PROBLEM STATEMENT
Copy every line of the entries below word for word, leaving out the pictures.

%%

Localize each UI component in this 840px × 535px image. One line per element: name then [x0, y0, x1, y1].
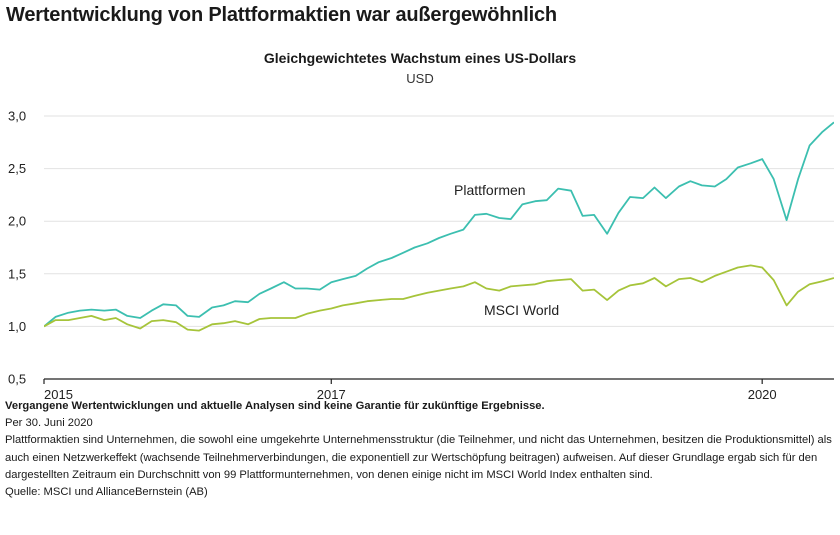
y-tick-label: 2,0 [8, 214, 26, 229]
chart-title: Gleichgewichtetes Wachstum eines US-Doll… [263, 50, 577, 66]
disclaimer: Vergangene Wertentwicklungen und aktuell… [5, 400, 545, 412]
as-of-date: Per 30. Juni 2020 [5, 417, 93, 430]
series-label: MSCI World [484, 302, 559, 318]
series-line-msci-world [44, 264, 834, 332]
y-tick-label: 1,5 [8, 266, 26, 281]
y-tick-label: 0,5 [8, 372, 26, 387]
x-tick-label: 2020 [748, 387, 777, 400]
line-chart: 0,5 1,0 1,5 2,0 2,5 3,0 2015 2017 2020 Plattforme… [8, 109, 834, 400]
y-tick-label: 2,5 [8, 161, 26, 176]
x-tick-label: 2017 [317, 387, 346, 400]
headline: Wertentwicklung von Plattformaktien war … [6, 4, 557, 26]
footnote: Plattformaktien sind Unternehmen, die so… [5, 434, 832, 481]
series-line-plattformen [44, 121, 834, 328]
chart-unit-label: USD [406, 71, 434, 86]
y-tick-label: 1,0 [8, 319, 26, 334]
y-tick-label: 3,0 [8, 109, 26, 124]
x-tick-label: 2015 [44, 387, 73, 400]
source: Quelle: MSCI und AllianceBernstein (AB) [5, 486, 208, 499]
series-label: Plattformen [454, 182, 526, 198]
footer: Vergangene Wertentwicklungen und aktuell… [5, 398, 835, 501]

%%

ANSWER TO THE TASK
Localize each UI component in this 840px × 535px image. One line per element: name then [x0, y0, x1, y1].
y-tick-label: 2,0 [8, 214, 26, 229]
chart-title: Gleichgewichtetes Wachstum eines US-Doll… [263, 50, 577, 66]
disclaimer: Vergangene Wertentwicklungen und aktuell… [5, 400, 545, 412]
as-of-date: Per 30. Juni 2020 [5, 417, 93, 430]
series-label: MSCI World [484, 302, 559, 318]
series-line-msci-world [44, 264, 834, 332]
y-tick-label: 1,5 [8, 266, 26, 281]
y-tick-label: 0,5 [8, 372, 26, 387]
x-tick-label: 2020 [748, 387, 777, 400]
line-chart: 0,5 1,0 1,5 2,0 2,5 3,0 2015 2017 2020 Plattforme… [8, 109, 834, 400]
y-tick-label: 2,5 [8, 161, 26, 176]
x-tick-label: 2017 [317, 387, 346, 400]
headline: Wertentwicklung von Plattformaktien war … [6, 4, 557, 26]
footnote: Plattformaktien sind Unternehmen, die so… [5, 434, 832, 481]
series-line-plattformen [44, 121, 834, 328]
chart-unit-label: USD [406, 71, 434, 86]
y-tick-label: 1,0 [8, 319, 26, 334]
y-tick-label: 3,0 [8, 109, 26, 124]
x-tick-label: 2015 [44, 387, 73, 400]
source: Quelle: MSCI und AllianceBernstein (AB) [5, 486, 208, 499]
series-label: Plattformen [454, 182, 526, 198]
footer: Vergangene Wertentwicklungen und aktuell… [5, 398, 835, 501]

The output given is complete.